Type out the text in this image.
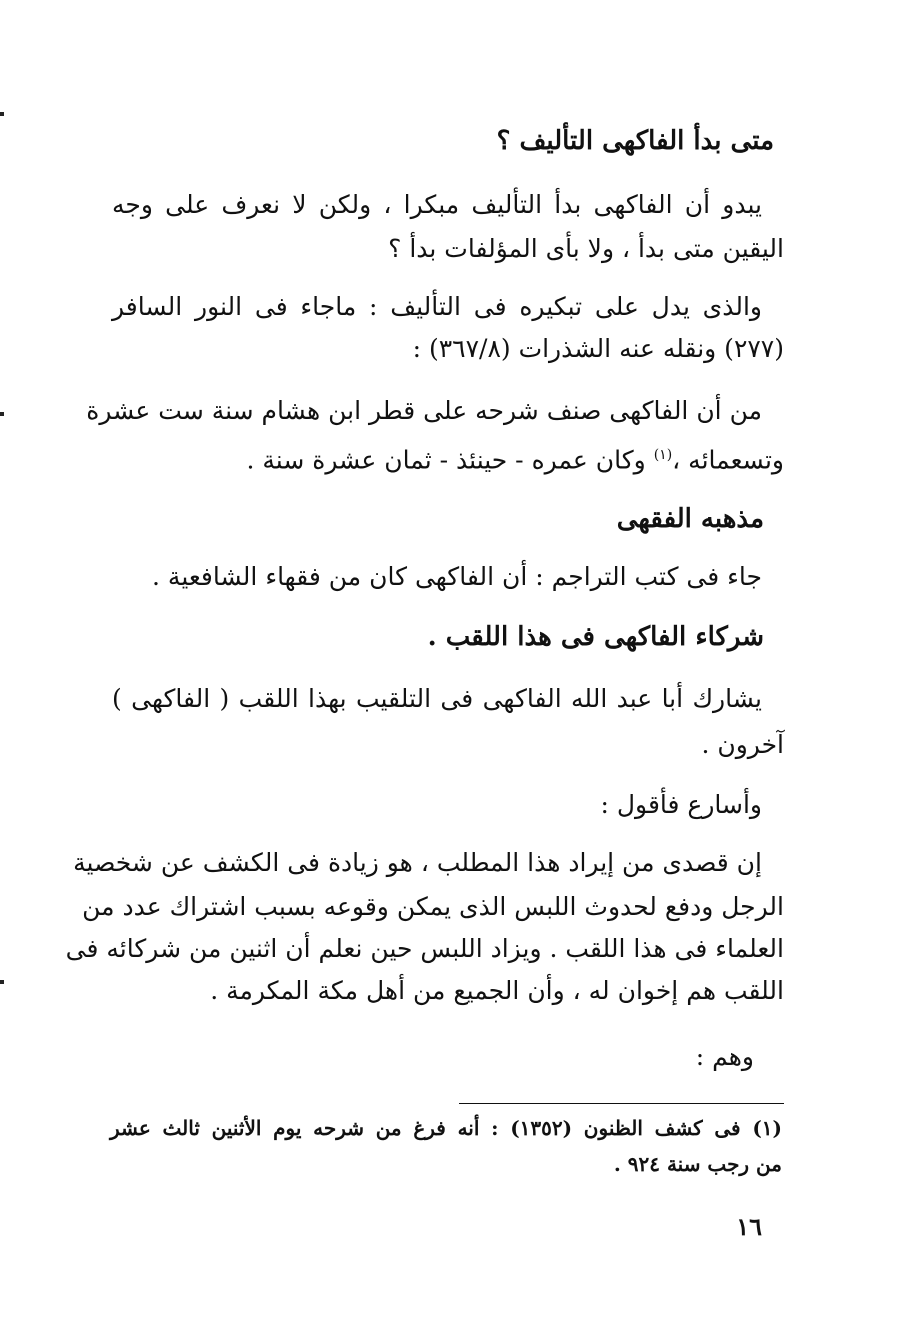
متى بدأ الفاكهى التأليف ؟
يبدو أن الفاكهى بدأ التأليف مبكرا ، ولكن لا نعرف على وجه
اليقين متى بدأ ، ولا بأى المؤلفات بدأ ؟
والذى يدل على تبكيره فى التأليف : ماجاء فى النور السافر
(٢٧٧) ونقله عنه الشذرات (٣٦٧/٨) :
من أن الفاكهى صنف شرحه على قطر ابن هشام سنة ست عشرة
وتسعمائه ،$^{(١)}$ وكان عمره - حينئذ - ثمان عشرة سنة .
مذهبه الفقهى
جاء فى كتب التراجم : أن الفاكهى كان من فقهاء الشافعية .
شركاء الفاكهى فى هذا اللقب .
يشارك أبا عبد الله الفاكهى فى التلقيب بهذا اللقب ( الفاكهى )
آخرون .
وأسارع فأقول :
إن قصدى من إيراد هذا المطلب ، هو زيادة فى الكشف عن شخصية
الرجل ودفع لحدوث اللبس الذى يمكن وقوعه بسبب اشتراك عدد من
العلماء فى هذا اللقب . ويزاد اللبس حين نعلم أن اثنين من شركائه فى
اللقب هم إخوان له ، وأن الجميع من أهل مكة المكرمة .
وهم :
(١) فى كشف الظنون (١٣٥٢) : أنه فرغ من شرحه يوم الأثنين ثالث عشر
من رجب سنة ٩٢٤ .
١٦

*-*-*

GIVEN PROBLEM: Look through the material above and pick out each line holding the word "عشرة".

EXERCISE ANSWER:
من أن الفاكهى صنف شرحه على قطر ابن هشام سنة ست عشرة
وتسعمائه ،$^{(١)}$ وكان عمره - حينئذ - ثمان عشرة سنة .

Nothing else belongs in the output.